Dataset records on visual material ::

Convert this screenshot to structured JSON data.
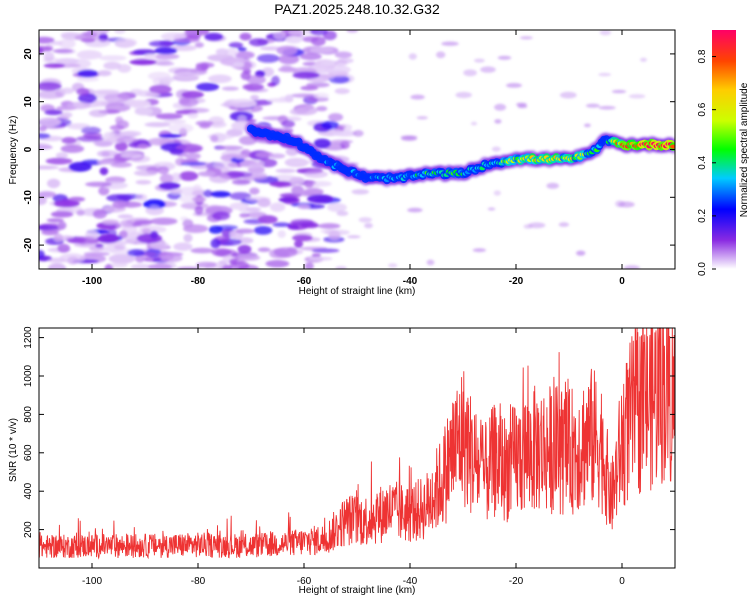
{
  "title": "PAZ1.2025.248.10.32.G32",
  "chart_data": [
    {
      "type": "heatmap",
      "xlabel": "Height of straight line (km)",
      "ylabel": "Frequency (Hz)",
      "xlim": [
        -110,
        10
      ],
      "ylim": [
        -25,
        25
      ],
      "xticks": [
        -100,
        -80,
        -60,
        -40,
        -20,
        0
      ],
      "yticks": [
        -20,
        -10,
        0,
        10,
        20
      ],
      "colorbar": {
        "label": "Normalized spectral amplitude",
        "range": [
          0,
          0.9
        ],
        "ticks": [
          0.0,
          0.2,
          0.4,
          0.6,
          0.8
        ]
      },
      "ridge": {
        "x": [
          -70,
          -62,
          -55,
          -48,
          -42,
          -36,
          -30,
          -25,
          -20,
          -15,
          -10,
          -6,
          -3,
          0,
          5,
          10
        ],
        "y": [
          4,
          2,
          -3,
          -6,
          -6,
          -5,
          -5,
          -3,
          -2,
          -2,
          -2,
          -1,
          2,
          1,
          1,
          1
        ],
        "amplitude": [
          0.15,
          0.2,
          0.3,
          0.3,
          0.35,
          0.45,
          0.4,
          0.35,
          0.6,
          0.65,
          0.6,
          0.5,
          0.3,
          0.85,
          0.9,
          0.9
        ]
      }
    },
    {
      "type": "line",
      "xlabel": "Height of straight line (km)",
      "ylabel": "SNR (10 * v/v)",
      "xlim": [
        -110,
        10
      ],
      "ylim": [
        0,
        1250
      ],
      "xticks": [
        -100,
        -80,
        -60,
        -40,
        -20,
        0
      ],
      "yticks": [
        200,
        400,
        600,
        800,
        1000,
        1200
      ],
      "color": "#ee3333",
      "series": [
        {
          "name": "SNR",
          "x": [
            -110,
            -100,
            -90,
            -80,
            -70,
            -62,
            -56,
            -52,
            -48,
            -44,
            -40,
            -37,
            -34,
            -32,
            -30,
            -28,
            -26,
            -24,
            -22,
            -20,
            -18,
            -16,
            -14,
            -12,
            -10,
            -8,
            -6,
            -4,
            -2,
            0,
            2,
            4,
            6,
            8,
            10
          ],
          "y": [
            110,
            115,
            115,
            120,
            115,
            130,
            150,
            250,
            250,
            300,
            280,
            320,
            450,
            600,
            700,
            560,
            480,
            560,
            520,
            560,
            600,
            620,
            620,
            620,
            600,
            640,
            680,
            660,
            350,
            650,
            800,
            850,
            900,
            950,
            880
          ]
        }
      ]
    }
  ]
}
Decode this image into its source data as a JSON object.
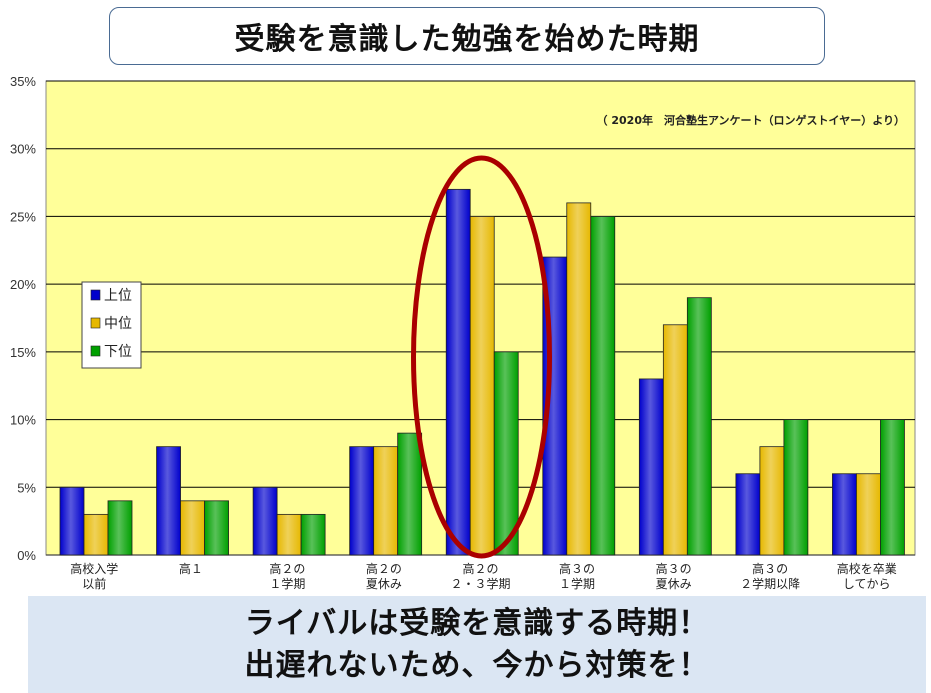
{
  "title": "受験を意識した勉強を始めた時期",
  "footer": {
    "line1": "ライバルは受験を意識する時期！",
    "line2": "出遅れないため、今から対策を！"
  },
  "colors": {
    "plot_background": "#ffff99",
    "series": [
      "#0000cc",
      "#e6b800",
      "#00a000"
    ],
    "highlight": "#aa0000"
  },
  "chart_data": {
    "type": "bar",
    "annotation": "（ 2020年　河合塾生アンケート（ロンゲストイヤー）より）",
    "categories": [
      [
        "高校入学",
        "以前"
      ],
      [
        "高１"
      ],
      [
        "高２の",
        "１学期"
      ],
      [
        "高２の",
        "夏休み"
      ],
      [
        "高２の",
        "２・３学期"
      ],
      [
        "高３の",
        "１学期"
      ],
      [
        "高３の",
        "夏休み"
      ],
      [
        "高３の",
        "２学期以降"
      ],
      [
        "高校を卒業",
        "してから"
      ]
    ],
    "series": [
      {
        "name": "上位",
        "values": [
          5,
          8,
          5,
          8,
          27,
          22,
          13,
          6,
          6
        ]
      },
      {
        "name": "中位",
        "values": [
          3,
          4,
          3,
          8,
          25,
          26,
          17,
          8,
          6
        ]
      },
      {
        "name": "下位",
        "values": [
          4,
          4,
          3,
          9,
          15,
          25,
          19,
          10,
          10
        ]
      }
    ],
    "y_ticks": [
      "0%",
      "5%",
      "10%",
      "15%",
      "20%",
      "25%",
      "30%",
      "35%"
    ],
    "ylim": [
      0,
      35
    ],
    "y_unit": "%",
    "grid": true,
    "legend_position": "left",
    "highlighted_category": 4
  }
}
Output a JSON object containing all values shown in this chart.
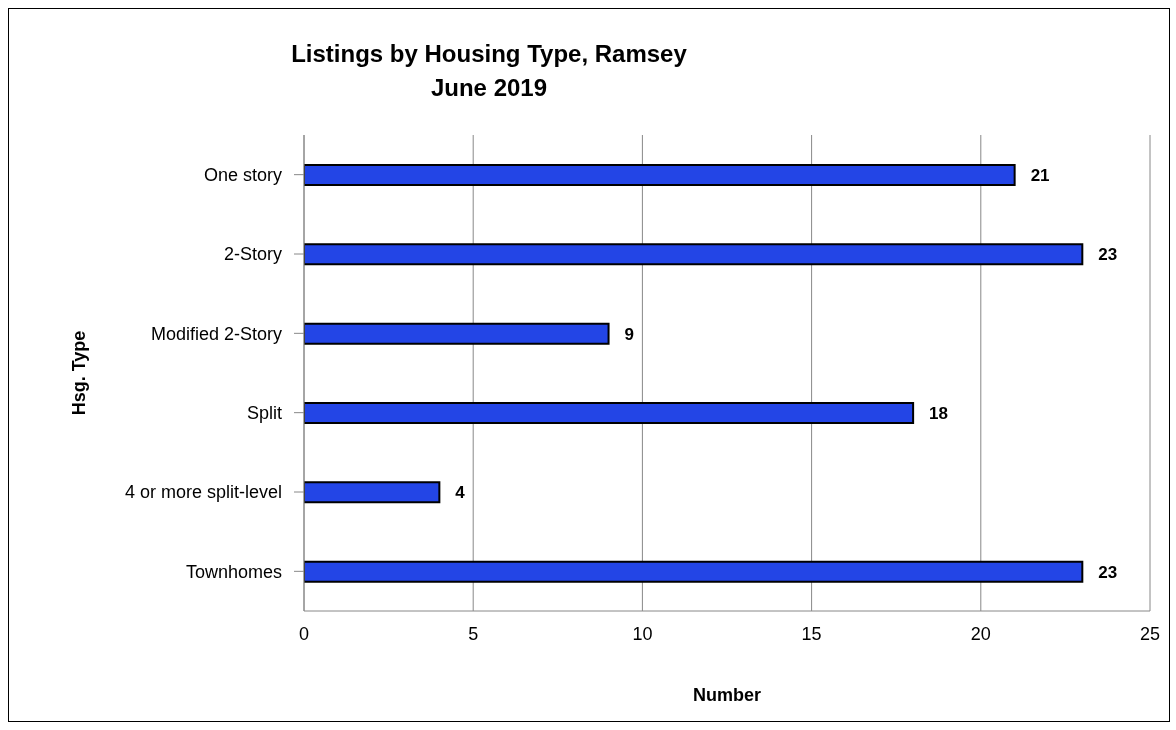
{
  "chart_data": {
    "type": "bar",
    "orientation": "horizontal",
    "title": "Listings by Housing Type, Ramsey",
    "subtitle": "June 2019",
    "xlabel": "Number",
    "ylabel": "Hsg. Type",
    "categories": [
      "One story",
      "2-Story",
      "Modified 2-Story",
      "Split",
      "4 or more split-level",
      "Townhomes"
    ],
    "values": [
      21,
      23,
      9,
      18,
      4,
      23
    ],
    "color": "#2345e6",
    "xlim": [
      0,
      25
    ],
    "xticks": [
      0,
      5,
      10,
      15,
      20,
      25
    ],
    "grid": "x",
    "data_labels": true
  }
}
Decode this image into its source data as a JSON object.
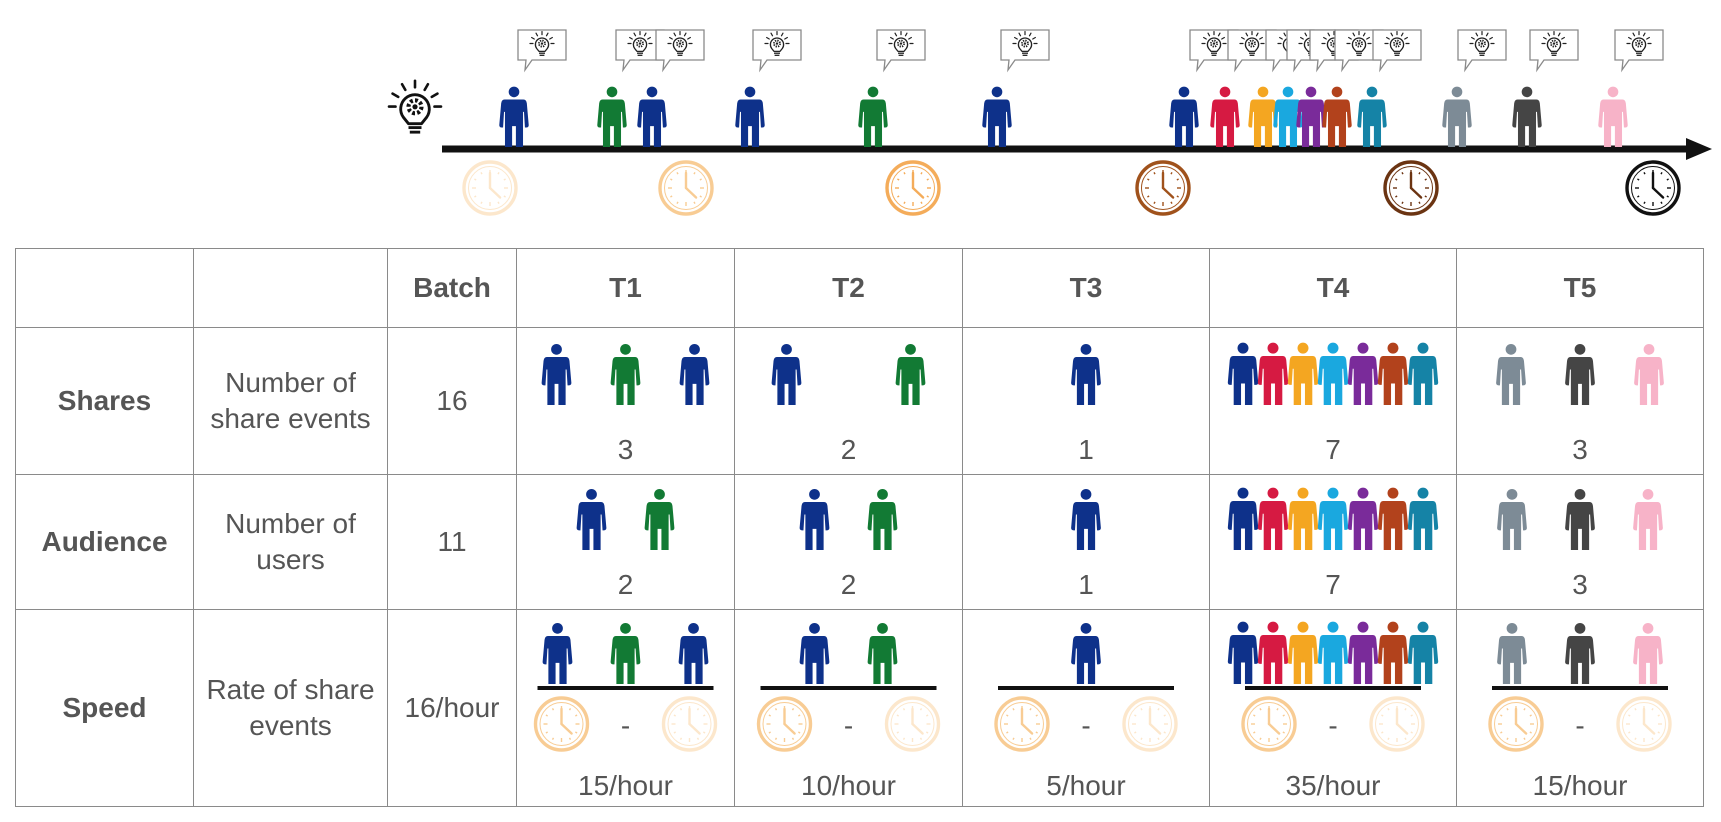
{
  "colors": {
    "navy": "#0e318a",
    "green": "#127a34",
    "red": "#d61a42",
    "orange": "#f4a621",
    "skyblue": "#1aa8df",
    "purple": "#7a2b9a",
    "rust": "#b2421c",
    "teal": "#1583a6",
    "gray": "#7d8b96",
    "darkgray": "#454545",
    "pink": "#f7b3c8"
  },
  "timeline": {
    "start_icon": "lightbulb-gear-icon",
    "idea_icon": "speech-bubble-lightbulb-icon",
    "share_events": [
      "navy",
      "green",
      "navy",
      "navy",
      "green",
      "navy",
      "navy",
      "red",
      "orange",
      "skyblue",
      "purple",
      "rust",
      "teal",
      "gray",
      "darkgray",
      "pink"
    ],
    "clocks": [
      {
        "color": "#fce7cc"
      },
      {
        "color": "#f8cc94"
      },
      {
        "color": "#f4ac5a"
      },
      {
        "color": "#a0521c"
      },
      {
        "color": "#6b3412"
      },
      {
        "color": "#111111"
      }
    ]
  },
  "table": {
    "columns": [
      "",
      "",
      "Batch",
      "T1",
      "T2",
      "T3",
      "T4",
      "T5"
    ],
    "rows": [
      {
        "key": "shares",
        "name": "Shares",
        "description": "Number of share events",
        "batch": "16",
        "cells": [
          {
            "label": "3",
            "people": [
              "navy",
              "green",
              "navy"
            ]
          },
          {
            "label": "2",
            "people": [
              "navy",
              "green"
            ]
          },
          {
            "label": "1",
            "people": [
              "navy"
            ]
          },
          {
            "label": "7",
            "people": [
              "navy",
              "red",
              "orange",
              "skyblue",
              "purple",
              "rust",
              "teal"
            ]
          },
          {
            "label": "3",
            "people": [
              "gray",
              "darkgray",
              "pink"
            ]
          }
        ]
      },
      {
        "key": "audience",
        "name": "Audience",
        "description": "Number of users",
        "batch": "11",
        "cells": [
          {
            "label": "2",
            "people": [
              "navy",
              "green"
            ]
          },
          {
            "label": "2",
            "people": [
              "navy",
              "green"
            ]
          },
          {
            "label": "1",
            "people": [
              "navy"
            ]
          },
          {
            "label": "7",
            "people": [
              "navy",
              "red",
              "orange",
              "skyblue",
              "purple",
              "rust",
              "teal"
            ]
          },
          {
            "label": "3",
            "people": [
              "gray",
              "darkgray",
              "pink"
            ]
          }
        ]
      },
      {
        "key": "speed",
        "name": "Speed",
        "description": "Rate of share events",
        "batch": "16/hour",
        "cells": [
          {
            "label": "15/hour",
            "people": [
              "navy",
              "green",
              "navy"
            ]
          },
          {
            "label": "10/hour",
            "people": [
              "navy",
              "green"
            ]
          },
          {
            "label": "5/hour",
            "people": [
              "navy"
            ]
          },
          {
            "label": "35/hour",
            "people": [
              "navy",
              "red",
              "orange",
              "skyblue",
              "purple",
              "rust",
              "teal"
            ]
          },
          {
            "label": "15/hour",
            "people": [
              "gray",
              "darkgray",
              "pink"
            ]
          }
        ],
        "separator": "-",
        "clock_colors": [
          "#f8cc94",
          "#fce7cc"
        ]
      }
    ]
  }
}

TO BE DONE :: Copy every line above that includes the string "icon".

RESULT BELOW ::
    "start_icon": "lightbulb-gear-icon",
    "idea_icon": "speech-bubble-lightbulb-icon",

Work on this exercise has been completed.